Saved data entries

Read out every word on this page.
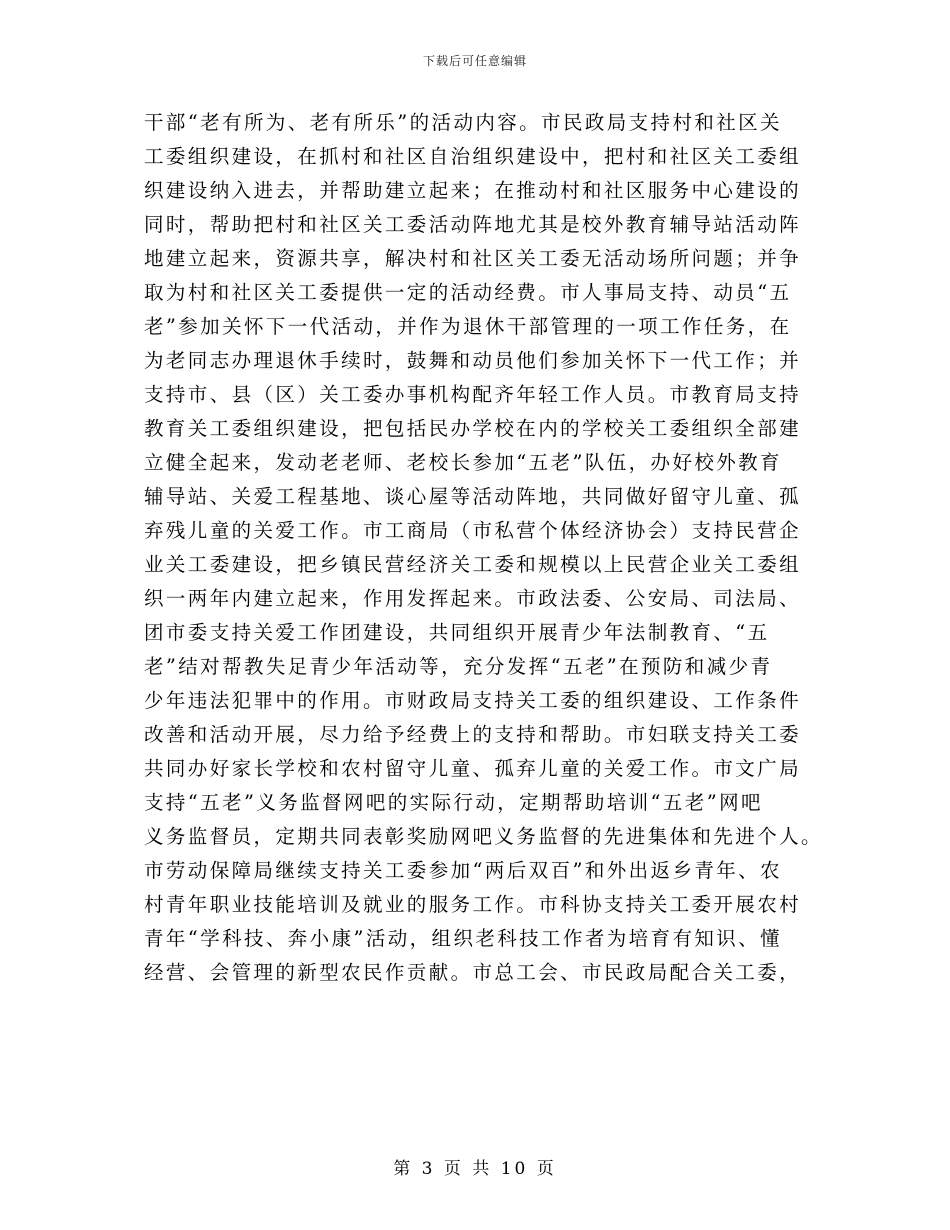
下载后可任意编辑
干部“老有所为、老有所乐”的活动内容。市民政局支持村和社区关
工委组织建设，在抓村和社区自治组织建设中，把村和社区关工委组
织建设纳入进去，并帮助建立起来；在推动村和社区服务中心建设的
同时，帮助把村和社区关工委活动阵地尤其是校外教育辅导站活动阵
地建立起来，资源共享，解决村和社区关工委无活动场所问题；并争
取为村和社区关工委提供一定的活动经费。市人事局支持、动员“五
老”参加关怀下一代活动，并作为退休干部管理的一项工作任务，在
为老同志办理退休手续时，鼓舞和动员他们参加关怀下一代工作；并
支持市、县（区）关工委办事机构配齐年轻工作人员。市教育局支持
教育关工委组织建设，把包括民办学校在内的学校关工委组织全部建
立健全起来，发动老老师、老校长参加“五老”队伍，办好校外教育
辅导站、关爱工程基地、谈心屋等活动阵地，共同做好留守儿童、孤
弃残儿童的关爱工作。市工商局（市私营个体经济协会）支持民营企
业关工委建设，把乡镇民营经济关工委和规模以上民营企业关工委组
织一两年内建立起来，作用发挥起来。市政法委、公安局、司法局、
团市委支持关爱工作团建设，共同组织开展青少年法制教育、“五
老”结对帮教失足青少年活动等，充分发挥“五老”在预防和减少青
少年违法犯罪中的作用。市财政局支持关工委的组织建设、工作条件
改善和活动开展，尽力给予经费上的支持和帮助。市妇联支持关工委
共同办好家长学校和农村留守儿童、孤弃儿童的关爱工作。市文广局
支持“五老”义务监督网吧的实际行动，定期帮助培训“五老”网吧
义务监督员，定期共同表彰奖励网吧义务监督的先进集体和先进个人。
市劳动保障局继续支持关工委参加“两后双百”和外出返乡青年、农
村青年职业技能培训及就业的服务工作。市科协支持关工委开展农村
青年“学科技、奔小康”活动，组织老科技工作者为培育有知识、懂
经营、会管理的新型农民作贡献。市总工会、市民政局配合关工委，
第 3 页 共 10 页
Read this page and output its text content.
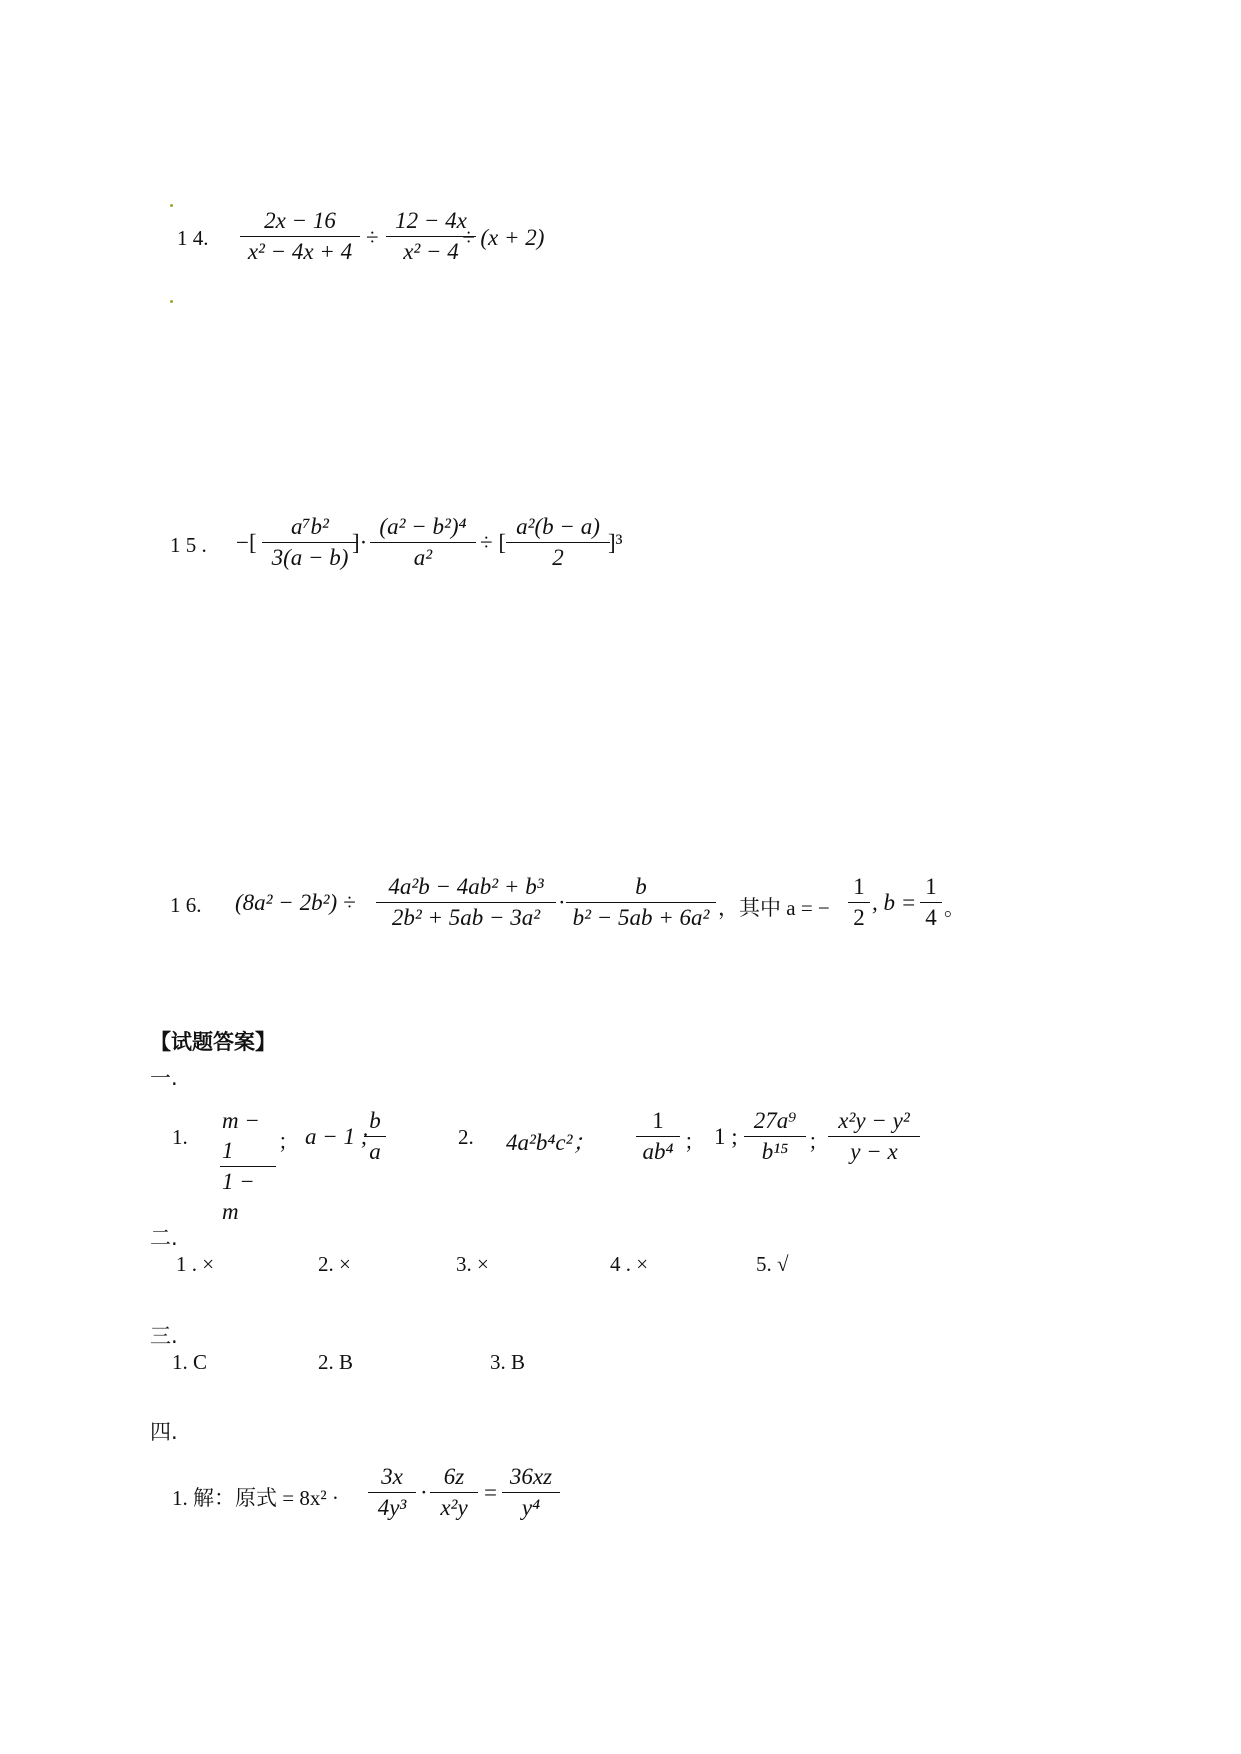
1 4.
2x − 16
x² − 4x + 4
÷
12 − 4x
x² − 4
÷ (x + 2)
1 5 . −[
a⁷b²
3(a − b)
]·
(a² − b²)⁴
a²
÷ [
a²(b − a)
2
]³
1 6. (8a² − 2b²) ÷
4a²b − 4ab² + b³
2b² + 5ab − 3a²
·
b
b² − 5ab + 6a² ，其中 a = −
1
2
, b =
1
4 。
【试题答案】
一.
1.
m − 1
1 − m
； a − 1 ;
b
a
2. 4a²b⁴c²；
1
ab⁴ ； 1 ;
27a⁹
b¹⁵ ；
x²y − y²
y − x
二.
1 . ×	2. ×	3. ×	4 . ×	5. √
三.
1. C	2. B	3. B
四.
1. 解：原式 = 8x² ·
3x
4y³
·
6z
x²y
=
36xz
y⁴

=== Exercise details ===
Reproduce the material above verbatim; omit every picture.

=== Reply ===
Read out every word on this page.
下载后可任意编辑
干部“老有所为、老有所乐”的活动内容。市民政局支持村和社区关
工委组织建设，在抓村和社区自治组织建设中，把村和社区关工委组
织建设纳入进去，并帮助建立起来；在推动村和社区服务中心建设的
同时，帮助把村和社区关工委活动阵地尤其是校外教育辅导站活动阵
地建立起来，资源共享，解决村和社区关工委无活动场所问题；并争
取为村和社区关工委提供一定的活动经费。市人事局支持、动员“五
老”参加关怀下一代活动，并作为退休干部管理的一项工作任务，在
为老同志办理退休手续时，鼓舞和动员他们参加关怀下一代工作；并
支持市、县（区）关工委办事机构配齐年轻工作人员。市教育局支持
教育关工委组织建设，把包括民办学校在内的学校关工委组织全部建
立健全起来，发动老老师、老校长参加“五老”队伍，办好校外教育
辅导站、关爱工程基地、谈心屋等活动阵地，共同做好留守儿童、孤
弃残儿童的关爱工作。市工商局（市私营个体经济协会）支持民营企
业关工委建设，把乡镇民营经济关工委和规模以上民营企业关工委组
织一两年内建立起来，作用发挥起来。市政法委、公安局、司法局、
团市委支持关爱工作团建设，共同组织开展青少年法制教育、“五
老”结对帮教失足青少年活动等，充分发挥“五老”在预防和减少青
少年违法犯罪中的作用。市财政局支持关工委的组织建设、工作条件
改善和活动开展，尽力给予经费上的支持和帮助。市妇联支持关工委
共同办好家长学校和农村留守儿童、孤弃儿童的关爱工作。市文广局
支持“五老”义务监督网吧的实际行动，定期帮助培训“五老”网吧
义务监督员，定期共同表彰奖励网吧义务监督的先进集体和先进个人。
市劳动保障局继续支持关工委参加“两后双百”和外出返乡青年、农
村青年职业技能培训及就业的服务工作。市科协支持关工委开展农村
青年“学科技、奔小康”活动，组织老科技工作者为培育有知识、懂
经营、会管理的新型农民作贡献。市总工会、市民政局配合关工委，
第 3 页 共 10 页
Read this page and output its text content.
1 4.
2x − 16
x² − 4x + 4
÷
12 − 4x
x² − 4
÷ (x + 2)
1 5 . −[
a⁷b²
3(a − b)
]·
(a² − b²)⁴
a²
÷ [
a²(b − a)
2
]³
1 6. (8a² − 2b²) ÷
4a²b − 4ab² + b³
2b² + 5ab − 3a²
·
b
b² − 5ab + 6a² ，其中 a = −
1
2
, b =
1
4 。
【试题答案】
一.
1.
m − 1
1 − m
； a − 1 ;
b
a
2. 4a²b⁴c²；
1
ab⁴ ； 1 ;
27a⁹
b¹⁵ ；
x²y − y²
y − x
二.
1 . ×	2. ×	3. ×	4 . ×	5. √
三.
1. C	2. B	3. B
四.
1. 解：原式 = 8x² ·
3x
4y³
·
6z
x²y
=
36xz
y⁴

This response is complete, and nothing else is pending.